◆ Problems and tasks
1. Answer these questions from the article on Giovanni Carlo Scaramelli below:
(a) Where are Scaramelli's letters held?
(b) On what date and at which palace did he have his audience with Queen Elizabeth?
(c) What title did King James intend to use?
2. Using the article on Giovanni Carlo Scaramelli below, decide whether each statement agrees with it. Answer yes or no, and quote the words that decide it.
(a) Scaramelli served in London as an ambassador.
(b) The house where Scaramelli lodged had a garden made by its owner, a merchant from Lucca.
(c) Scaramelli met Arbella Stuart at court.

◆ Source document

BEGIN

= Giovanni Carlo Scaramelli =

Venetian diplomat

Giovanni Carlo Scaramelli (1550-1608) was a Venetian diplomat based in London at the end of the reign of Elizabeth I and the beginning of the reign of James VI and I.

Scaramelli was a secretary rather than an ambassador. His insightful letters describing the court in London and politics are held by the State Archives of Venice. He was lodged in a new house near the Tower of London which had an Italian-style garden, made by the owner, a merchant from Lucca.

Scaramelli had his first and only audience with Queen Elizabeth on 10 February 1603 at Richmond Palace. She was dressed in silver and white and white taffeta embroidered with gold. She wore necklaces of pearls and rubies and pearl bracelets, and other gems pinned and embroidered to her costume. Her skirts were more voluminous than the French fashion, presumably supported with a farthingale. Her hair or wig was a light colour "never made by nature", dressed with great pearls at her forehead. She wore an imperial crown, a crown with arches. Scaramelli gained a favourable impression of Arbella Stuart and her learning, although she was far from court at Hardwick Hall, which he thought was 50 miles from London.

He wrote of the body of Queen Elizabeth at Westminster Palace in April 1603, still attended by her Privy Council although she was wrapped in cere-cloth and in her coffin encased in lead. Scaramelli claimed that portraits of Elizabeth were put aside in favour of Mary, Queen of Scots, now said to have been executed for her religion. King James crossed the border, intending to call himself King of Great Britain, like the ancient King Arthur. Scaramelli thought Elizabeth's wooden funeral effigy seemed almost alive.

END

[Page segmentation data]
BEGIN

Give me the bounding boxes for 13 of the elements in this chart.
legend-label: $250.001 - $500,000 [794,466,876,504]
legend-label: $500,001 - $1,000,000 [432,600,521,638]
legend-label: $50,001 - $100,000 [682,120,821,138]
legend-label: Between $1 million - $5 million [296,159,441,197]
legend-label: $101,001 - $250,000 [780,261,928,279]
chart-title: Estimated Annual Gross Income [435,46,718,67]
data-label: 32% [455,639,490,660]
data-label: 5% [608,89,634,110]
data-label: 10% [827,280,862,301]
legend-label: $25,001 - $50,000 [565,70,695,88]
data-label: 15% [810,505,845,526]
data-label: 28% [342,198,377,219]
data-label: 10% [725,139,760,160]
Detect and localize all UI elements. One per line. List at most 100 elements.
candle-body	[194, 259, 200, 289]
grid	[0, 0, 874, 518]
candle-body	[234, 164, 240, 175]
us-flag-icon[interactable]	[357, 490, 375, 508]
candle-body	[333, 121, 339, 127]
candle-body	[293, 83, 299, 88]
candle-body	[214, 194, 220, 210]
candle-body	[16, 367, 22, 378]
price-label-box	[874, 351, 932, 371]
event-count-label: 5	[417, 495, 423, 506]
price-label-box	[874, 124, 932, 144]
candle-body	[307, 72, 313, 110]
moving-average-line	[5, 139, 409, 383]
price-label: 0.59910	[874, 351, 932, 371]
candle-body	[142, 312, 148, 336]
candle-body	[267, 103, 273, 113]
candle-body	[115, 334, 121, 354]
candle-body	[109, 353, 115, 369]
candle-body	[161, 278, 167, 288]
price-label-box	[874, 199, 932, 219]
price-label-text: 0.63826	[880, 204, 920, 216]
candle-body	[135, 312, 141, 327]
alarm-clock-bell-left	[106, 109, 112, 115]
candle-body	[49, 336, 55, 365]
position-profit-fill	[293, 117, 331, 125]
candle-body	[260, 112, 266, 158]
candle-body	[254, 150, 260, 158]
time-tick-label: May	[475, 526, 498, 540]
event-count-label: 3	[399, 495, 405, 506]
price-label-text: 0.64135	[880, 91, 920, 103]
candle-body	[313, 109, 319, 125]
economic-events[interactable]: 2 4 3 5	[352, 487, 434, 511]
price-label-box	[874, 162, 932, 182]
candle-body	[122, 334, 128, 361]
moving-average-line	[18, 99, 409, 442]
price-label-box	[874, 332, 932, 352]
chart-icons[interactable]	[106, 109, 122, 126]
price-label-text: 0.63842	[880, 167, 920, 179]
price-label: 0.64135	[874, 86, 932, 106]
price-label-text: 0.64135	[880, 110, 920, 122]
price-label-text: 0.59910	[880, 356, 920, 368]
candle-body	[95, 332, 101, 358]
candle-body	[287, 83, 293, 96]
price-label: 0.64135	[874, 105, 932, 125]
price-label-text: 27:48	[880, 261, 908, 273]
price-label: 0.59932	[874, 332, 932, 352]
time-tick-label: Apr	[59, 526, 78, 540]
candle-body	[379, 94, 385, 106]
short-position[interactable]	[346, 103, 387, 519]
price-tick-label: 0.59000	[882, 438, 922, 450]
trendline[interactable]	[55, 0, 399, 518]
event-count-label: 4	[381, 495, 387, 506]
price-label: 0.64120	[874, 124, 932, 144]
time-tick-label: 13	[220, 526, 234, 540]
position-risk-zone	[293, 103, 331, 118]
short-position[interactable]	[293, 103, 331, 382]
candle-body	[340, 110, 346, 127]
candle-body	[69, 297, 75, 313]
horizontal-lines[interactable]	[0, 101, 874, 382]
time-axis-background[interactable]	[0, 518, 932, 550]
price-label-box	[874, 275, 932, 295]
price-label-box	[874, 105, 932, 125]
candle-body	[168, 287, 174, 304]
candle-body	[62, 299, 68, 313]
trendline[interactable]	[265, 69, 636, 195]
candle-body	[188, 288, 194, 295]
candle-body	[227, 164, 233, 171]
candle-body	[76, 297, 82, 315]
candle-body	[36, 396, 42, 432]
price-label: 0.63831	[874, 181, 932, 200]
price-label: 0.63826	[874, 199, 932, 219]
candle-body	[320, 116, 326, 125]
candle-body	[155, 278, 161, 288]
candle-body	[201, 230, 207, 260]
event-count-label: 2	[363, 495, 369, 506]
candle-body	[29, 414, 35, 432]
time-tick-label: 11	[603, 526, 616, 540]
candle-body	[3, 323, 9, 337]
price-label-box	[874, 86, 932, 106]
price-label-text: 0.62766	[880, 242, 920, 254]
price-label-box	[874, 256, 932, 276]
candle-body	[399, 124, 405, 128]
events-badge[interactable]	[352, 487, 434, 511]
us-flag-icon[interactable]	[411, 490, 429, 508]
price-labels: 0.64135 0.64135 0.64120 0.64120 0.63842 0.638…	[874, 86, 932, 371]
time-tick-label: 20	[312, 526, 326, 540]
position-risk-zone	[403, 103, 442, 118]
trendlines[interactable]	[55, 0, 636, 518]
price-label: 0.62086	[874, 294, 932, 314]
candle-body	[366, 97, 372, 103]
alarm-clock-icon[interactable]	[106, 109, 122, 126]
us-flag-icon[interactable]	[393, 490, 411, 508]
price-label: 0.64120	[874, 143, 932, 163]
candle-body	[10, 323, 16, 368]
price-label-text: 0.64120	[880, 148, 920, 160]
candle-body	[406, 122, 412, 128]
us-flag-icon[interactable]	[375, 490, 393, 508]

END

◆ Response list
1.
(a) The State Archives of Venice.
(b) On 10 February 1603, at Richmond Palace.
(c) King of Great Britain.

2.
(a) No: "Scaramelli was a secretary rather than an ambassador."
(b) Yes: "which had an Italian-style garden, made by the owner, a merchant from Lucca."
(c) No: "although she was far from court at Hardwick Hall"